◆ **To be done**
Return each line holding the string "complete".

◆ **Records supplied**
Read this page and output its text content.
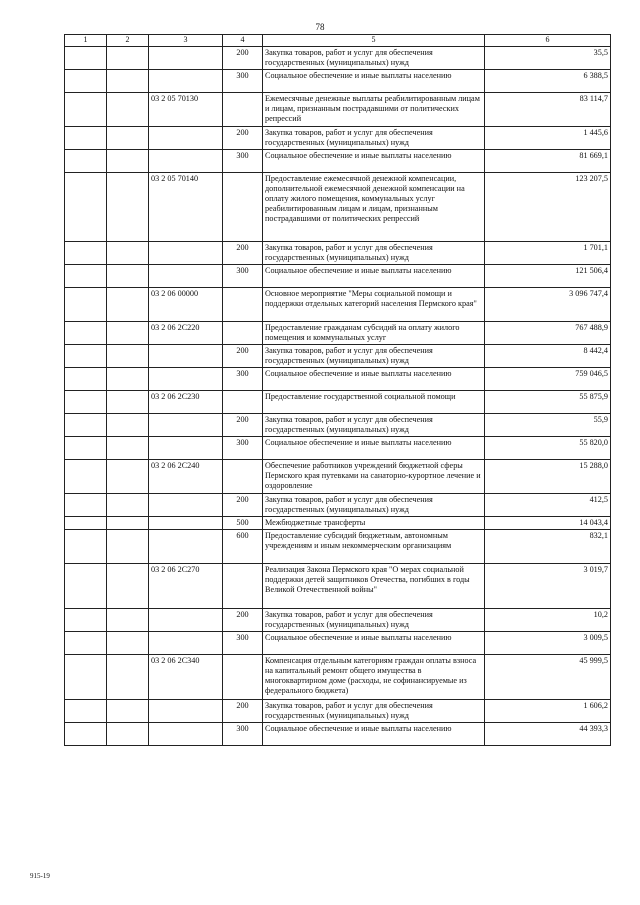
78
1	2	3	4	5	6
			200	Закупка товаров, работ и услуг для обеспечения государственных (муниципальных) нужд	35,5
			300	Социальное обеспечение и иные выплаты населению	6 388,5
		03 2 05 70130		Ежемесячные денежные выплаты реабилитированным лицам и лицам, признанным пострадавшими от политических репрессий	83 114,7
			200	Закупка товаров, работ и услуг для обеспечения государственных (муниципальных) нужд	1 445,6
			300	Социальное обеспечение и иные выплаты населению	81 669,1
		03 2 05 70140		Предоставление ежемесячной денежной компенсации, дополнительной ежемесячной денежной компенсации на оплату жилого помещения, коммунальных услуг реабилитированным лицам и лицам, признанным пострадавшими от политических репрессий	123 207,5
			200	Закупка товаров, работ и услуг для обеспечения государственных (муниципальных) нужд	1 701,1
			300	Социальное обеспечение и иные выплаты населению	121 506,4
		03 2 06 00000		Основное мероприятие "Меры социальной помощи и поддержки отдельных категорий населения Пермского края"	3 096 747,4
		03 2 06 2C220		Предоставление гражданам субсидий на оплату жилого помещения и коммунальных услуг	767 488,9
			200	Закупка товаров, работ и услуг для обеспечения государственных (муниципальных) нужд	8 442,4
			300	Социальное обеспечение и иные выплаты населению	759 046,5
		03 2 06 2C230		Предоставление государственной социальной помощи	55 875,9
			200	Закупка товаров, работ и услуг для обеспечения государственных (муниципальных) нужд	55,9
			300	Социальное обеспечение и иные выплаты населению	55 820,0
		03 2 06 2C240		Обеспечение работников учреждений бюджетной сферы Пермского края путевками на санаторно-курортное лечение и оздоровление	15 288,0
			200	Закупка товаров, работ и услуг для обеспечения государственных (муниципальных) нужд	412,5
			500	Межбюджетные трансферты	14 043,4
			600	Предоставление субсидий бюджетным, автономным учреждениям и иным некоммерческим организациям	832,1
		03 2 06 2C270		Реализация Закона Пермского края "О мерах социальной поддержки детей защитников Отечества, погибших в годы Великой Отечественной войны"	3 019,7
			200	Закупка товаров, работ и услуг для обеспечения государственных (муниципальных) нужд	10,2
			300	Социальное обеспечение и иные выплаты населению	3 009,5
		03 2 06 2C340		Компенсация отдельным категориям граждан оплаты взноса на капитальный ремонт общего имущества в многоквартирном доме (расходы, не софинансируемые из федерального бюджета)	45 999,5
			200	Закупка товаров, работ и услуг для обеспечения государственных (муниципальных) нужд	1 606,2
			300	Социальное обеспечение и иные выплаты населению	44 393,3
915-19
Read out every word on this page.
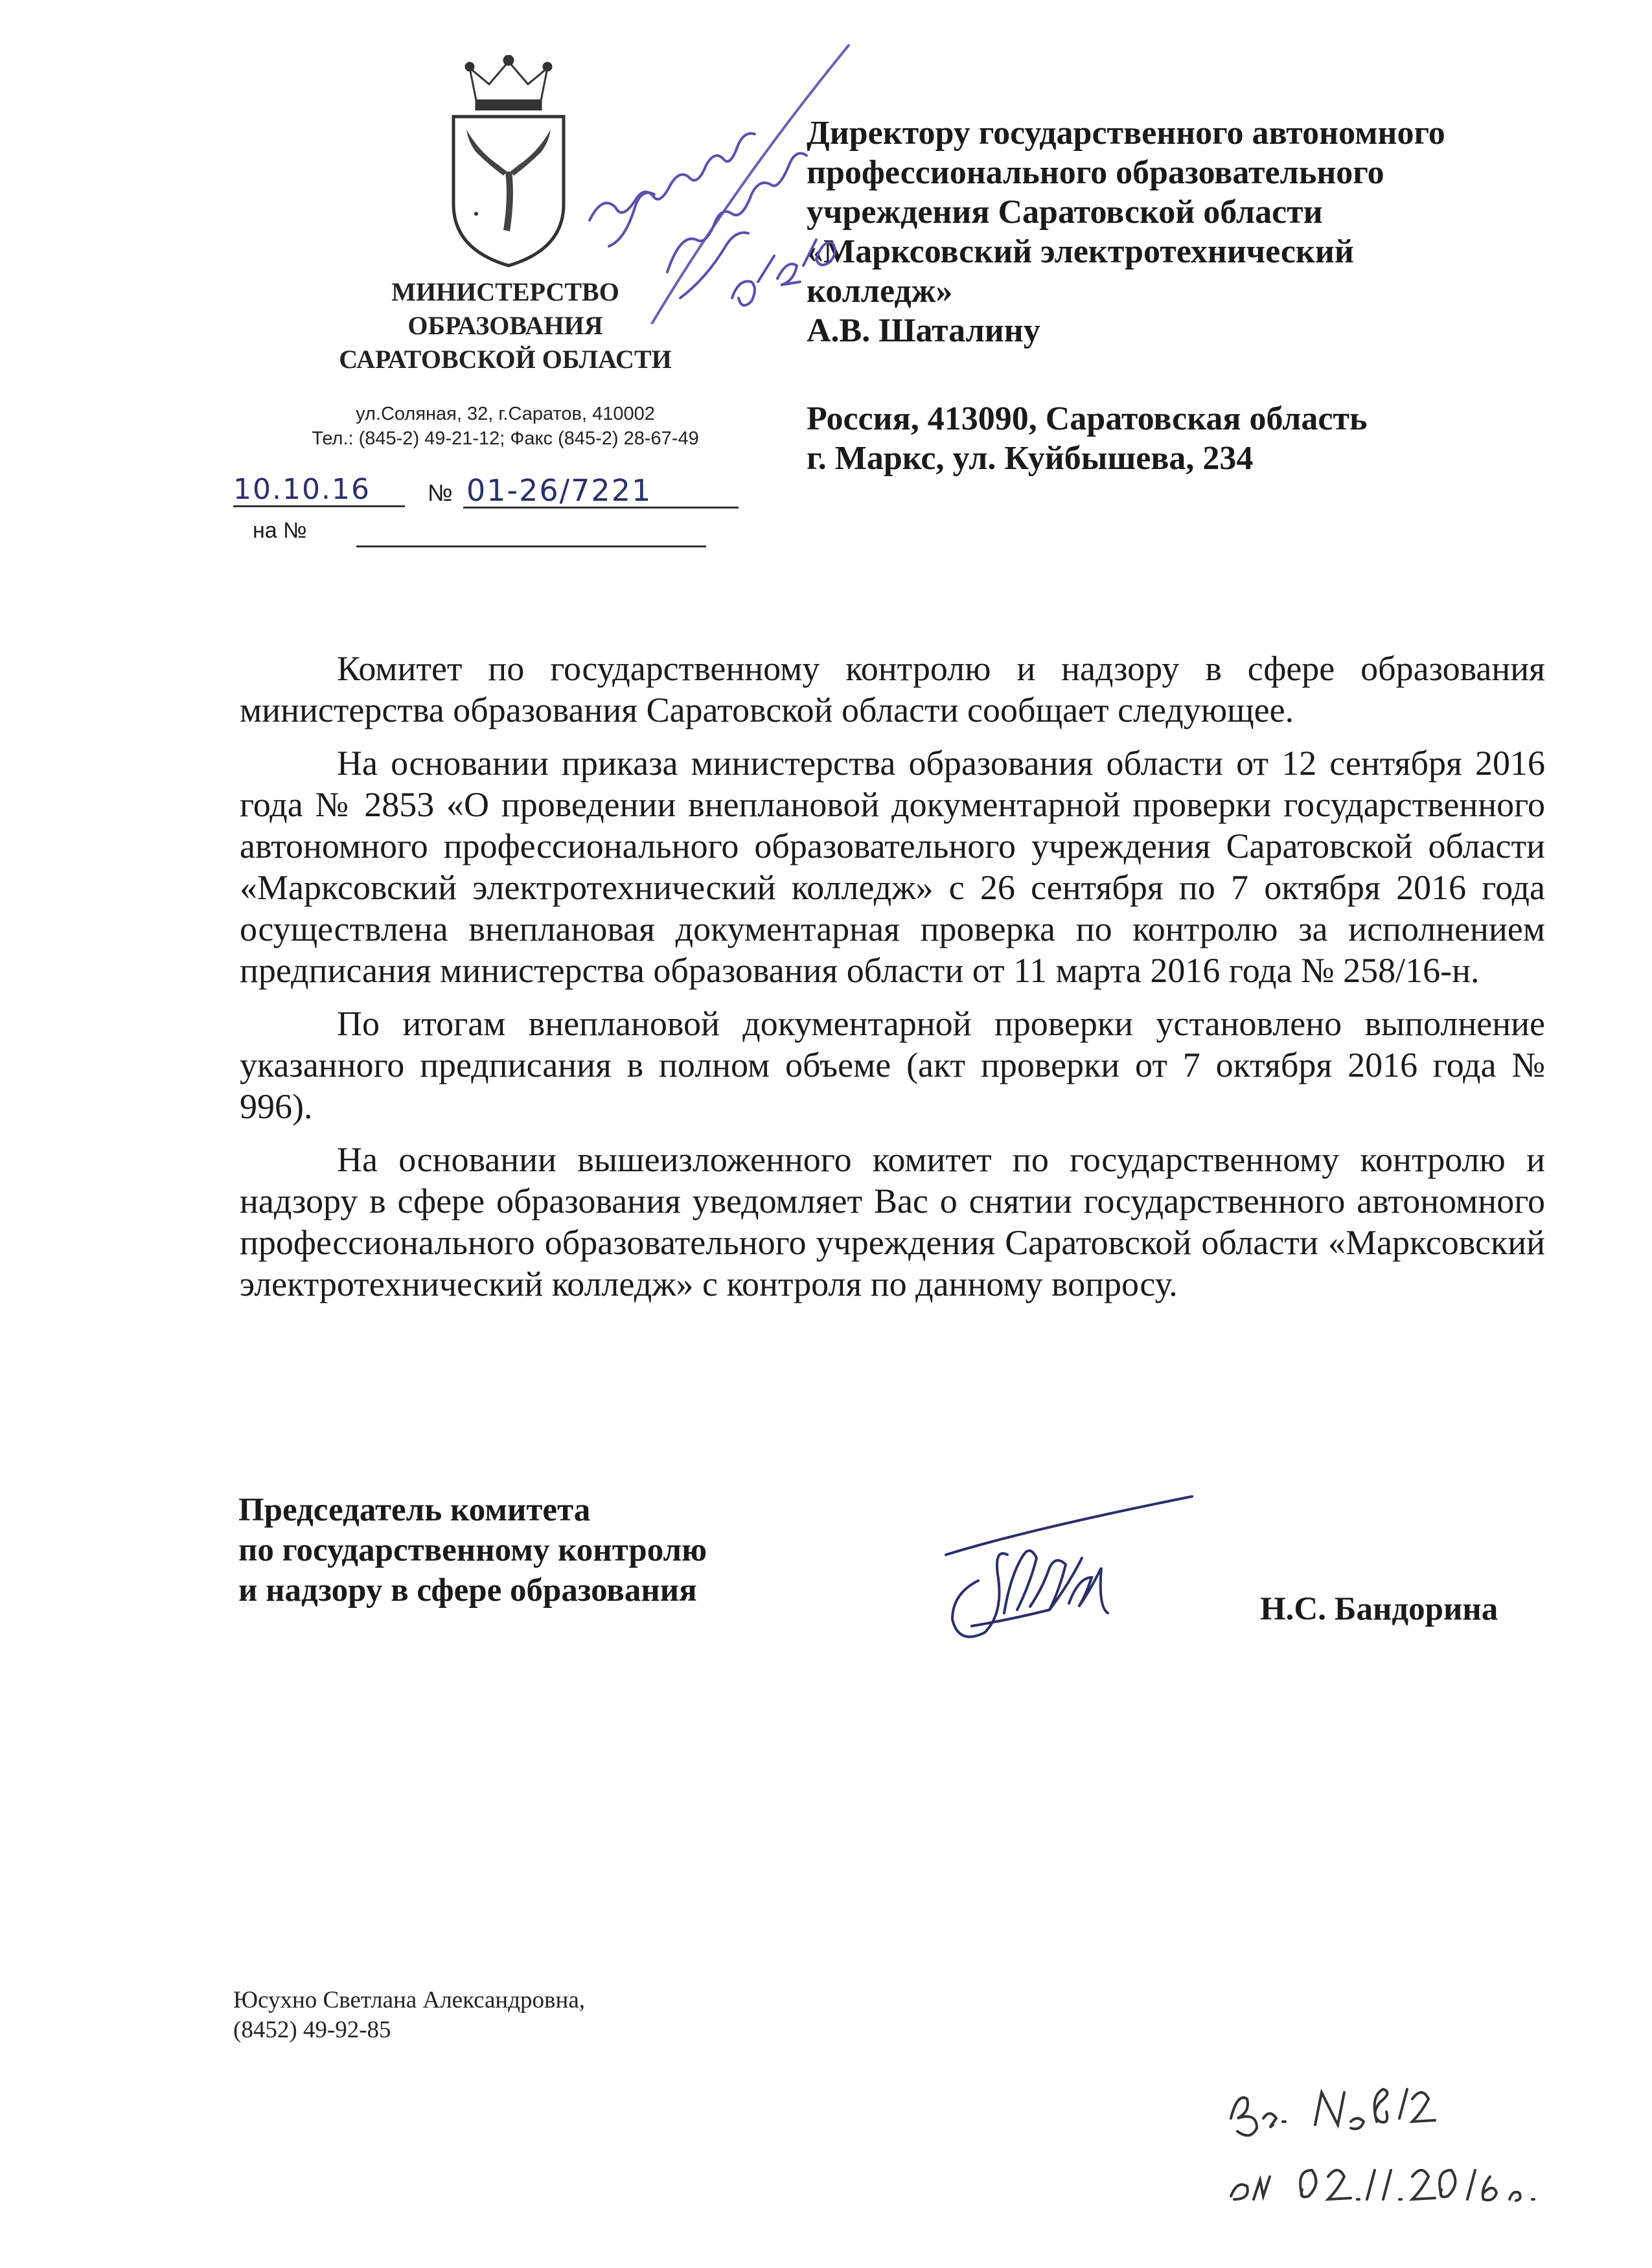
МИНИСТЕРСТВО
ОБРАЗОВАНИЯ
САРАТОВСКОЙ ОБЛАСТИ
ул.Соляная, 32, г.Саратов, 410002
Тел.: (845-2) 49-21-12; Факс (845-2) 28-67-49
10.10.16	№ 01-26/7221
на №
Директору государственного автономного
профессионального образовательного
учреждения Саратовской области
«Марксовский электротехнический
колледж»
А.В. Шаталину
Россия, 413090, Саратовская область
г. Маркс, ул. Куйбышева, 234

Комитет по государственному контролю и надзору в сфере образования министерства образования Саратовской области сообщает следующее.

На основании приказа министерства образования области от 12 сентября 2016 года № 2853 «О проведении внеплановой документарной проверки государственного автономного профессионального образовательного учреждения Саратовской области «Марксовский электротехнический колледж» с 26 сентября по 7 октября 2016 года осуществлена внеплановая документарная проверка по контролю за исполнением предписания министерства образования области от 11 марта 2016 года № 258/16-н.

По итогам внеплановой документарной проверки установлено выполнение указанного предписания в полном объеме (акт проверки от 7 октября 2016 года № 996).

На основании вышеизложенного комитет по государственному контролю и надзору в сфере образования уведомляет Вас о снятии государственного автономного профессионального образовательного учреждения Саратовской области «Марксовский электротехнический колледж» с контроля по данному вопросу.

Председатель комитета
по государственному контролю
и надзору в сфере образования
Н.С. Бандорина
Юсухно Светлана Александровна,
(8452) 49-92-85
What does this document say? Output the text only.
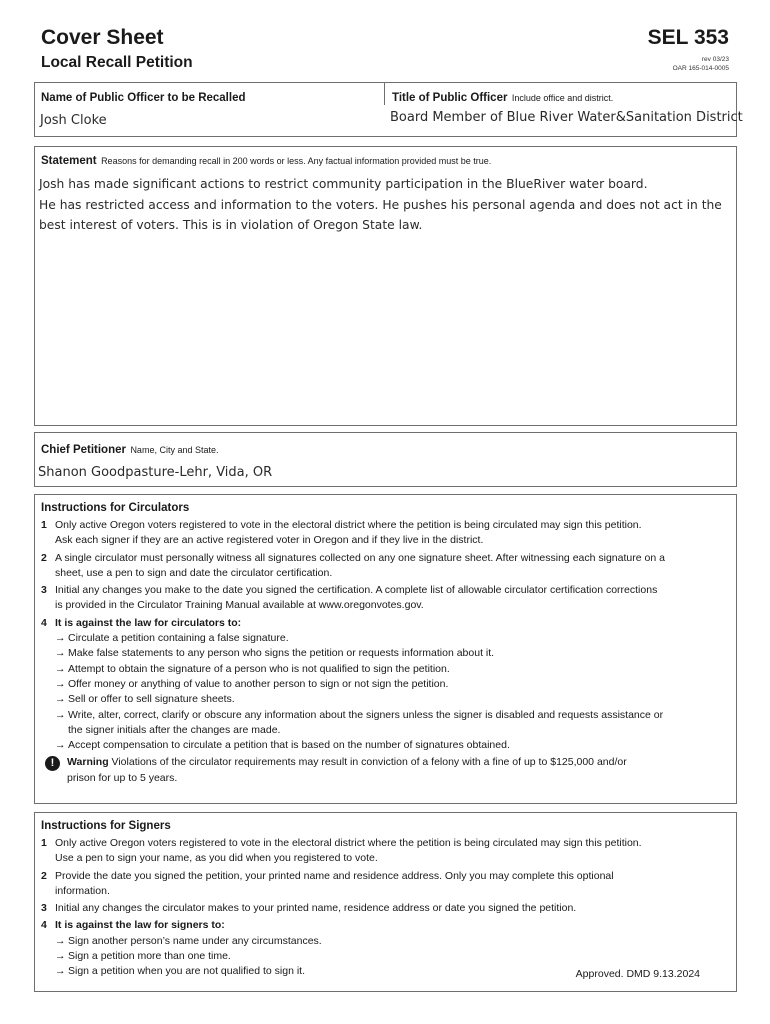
Cover Sheet
Local Recall Petition
SEL 353
rev 03/23
OAR 165-014-0005
Name of Public Officer to be Recalled
Josh Cloke
Title of Public Officer Include office and district.
Board Member of Blue River Water&Sanitation District
Statement Reasons for demanding recall in 200 words or less. Any factual information provided must be true.
Josh has made significant actions to restrict community participation in the BlueRiver water board.
He has restricted access and information to the voters. He pushes his personal agenda and does not act in the
best interest of voters. This is in violation of Oregon State law.
Chief Petitioner Name, City and State.
Shanon Goodpasture-Lehr, Vida, OR
Instructions for Circulators
1 Only active Oregon voters registered to vote in the electoral district where the petition is being circulated may sign this petition.
Ask each signer if they are an active registered voter in Oregon and if they live in the district.
2 A single circulator must personally witness all signatures collected on any one signature sheet. After witnessing each signature on a
sheet, use a pen to sign and date the circulator certification.
3 Initial any changes you make to the date you signed the certification. A complete list of allowable circulator certification corrections
is provided in the Circulator Training Manual available at www.oregonvotes.gov.
4 It is against the law for circulators to:
→ Circulate a petition containing a false signature.
→ Make false statements to any person who signs the petition or requests information about it.
→ Attempt to obtain the signature of a person who is not qualified to sign the petition.
→ Offer money or anything of value to another person to sign or not sign the petition.
→ Sell or offer to sell signature sheets.
→ Write, alter, correct, clarify or obscure any information about the signers unless the signer is disabled and requests assistance or
the signer initials after the changes are made.
→ Accept compensation to circulate a petition that is based on the number of signatures obtained.
!	Warning Violations of the circulator requirements may result in conviction of a felony with a fine of up to $125,000 and/or
prison for up to 5 years.
Instructions for Signers
1 Only active Oregon voters registered to vote in the electoral district where the petition is being circulated may sign this petition.
Use a pen to sign your name, as you did when you registered to vote.
2 Provide the date you signed the petition, your printed name and residence address. Only you may complete this optional
information.
3 Initial any changes the circulator makes to your printed name, residence address or date you signed the petition.
4 It is against the law for signers to:
→ Sign another person’s name under any circumstances.
→ Sign a petition more than one time.
→ Sign a petition when you are not qualified to sign it.	Approved. DMD 9.13.2024
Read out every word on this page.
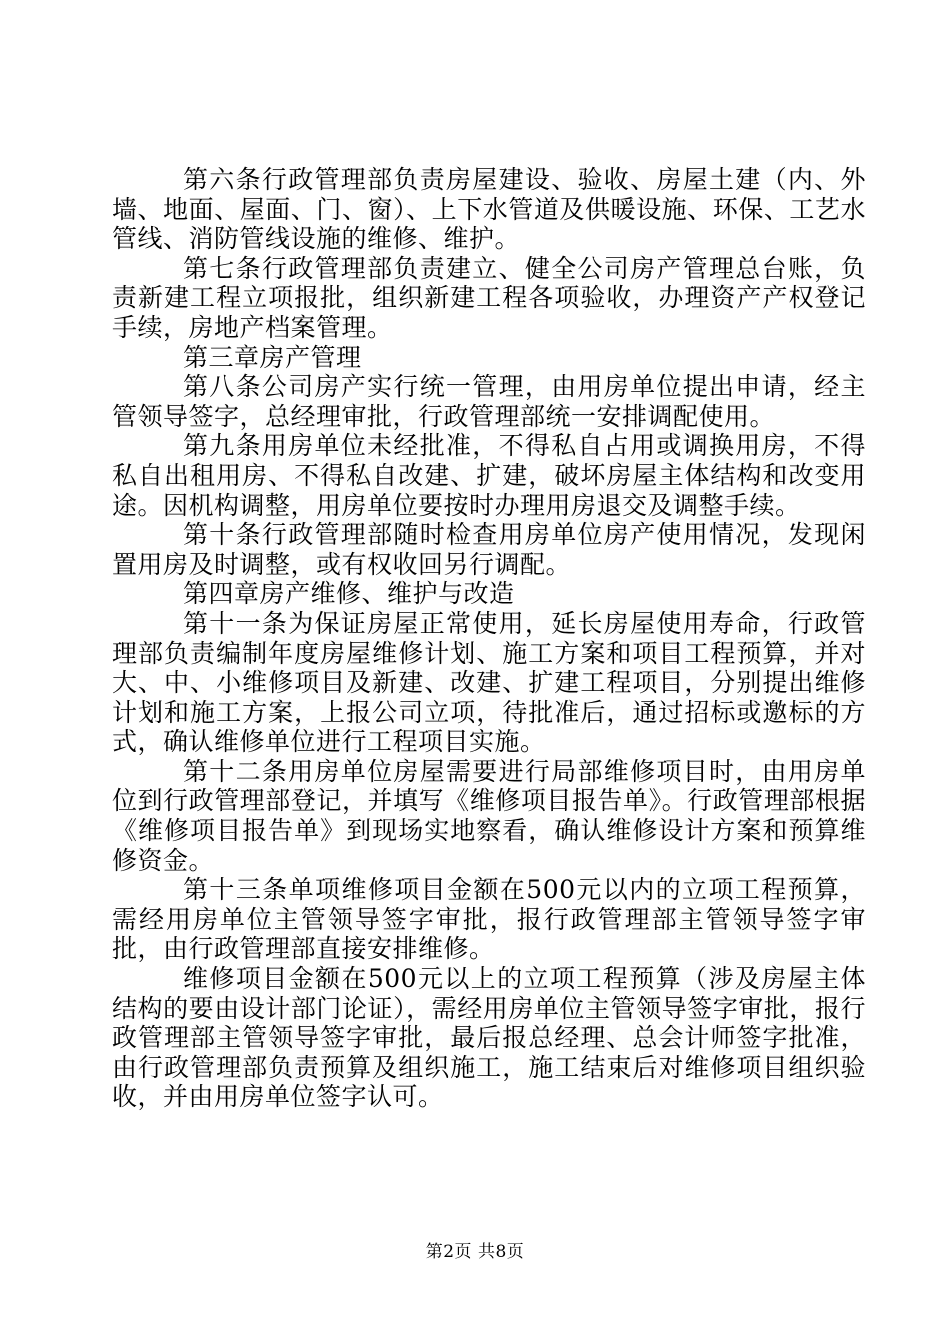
第六条行政管理部负责房屋建设、验收、房屋土建（内、外墙、地面、屋面、门、窗）、上下水管道及供暖设施、环保、工艺水管线、消防管线设施的维修、维护。

第七条行政管理部负责建立、健全公司房产管理总台账，负责新建工程立项报批，组织新建工程各项验收，办理资产产权登记手续，房地产档案管理。

第三章房产管理

第八条公司房产实行统一管理，由用房单位提出申请，经主管领导签字，总经理审批，行政管理部统一安排调配使用。

第九条用房单位未经批准，不得私自占用或调换用房，不得私自出租用房、不得私自改建、扩建，破坏房屋主体结构和改变用途。因机构调整，用房单位要按时办理用房退交及调整手续。

第十条行政管理部随时检查用房单位房产使用情况，发现闲置用房及时调整，或有权收回另行调配。

第四章房产维修、维护与改造

第十一条为保证房屋正常使用，延长房屋使用寿命，行政管理部负责编制年度房屋维修计划、施工方案和项目工程预算，并对大、中、小维修项目及新建、改建、扩建工程项目，分别提出维修计划和施工方案，上报公司立项，待批准后，通过招标或邀标的方式，确认维修单位进行工程项目实施。

第十二条用房单位房屋需要进行局部维修项目时，由用房单位到行政管理部登记，并填写《维修项目报告单》。行政管理部根据《维修项目报告单》到现场实地察看，确认维修设计方案和预算维修资金。

第十三条单项维修项目金额在500元以内的立项工程预算，需经用房单位主管领导签字审批，报行政管理部主管领导签字审批，由行政管理部直接安排维修。

维修项目金额在500元以上的立项工程预算（涉及房屋主体结构的要由设计部门论证），需经用房单位主管领导签字审批，报行政管理部主管领导签字审批，最后报总经理、总会计师签字批准，由行政管理部负责预算及组织施工，施工结束后对维修项目组织验收，并由用房单位签字认可。

第2页 共8页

◆ **Solved problem**
3 Initial any changes you make to the date you signed the certification. A complete list of allowable circulator certification corrections
2 Provide the date you signed the petition, your printed name and residence address. Only you may complete this optional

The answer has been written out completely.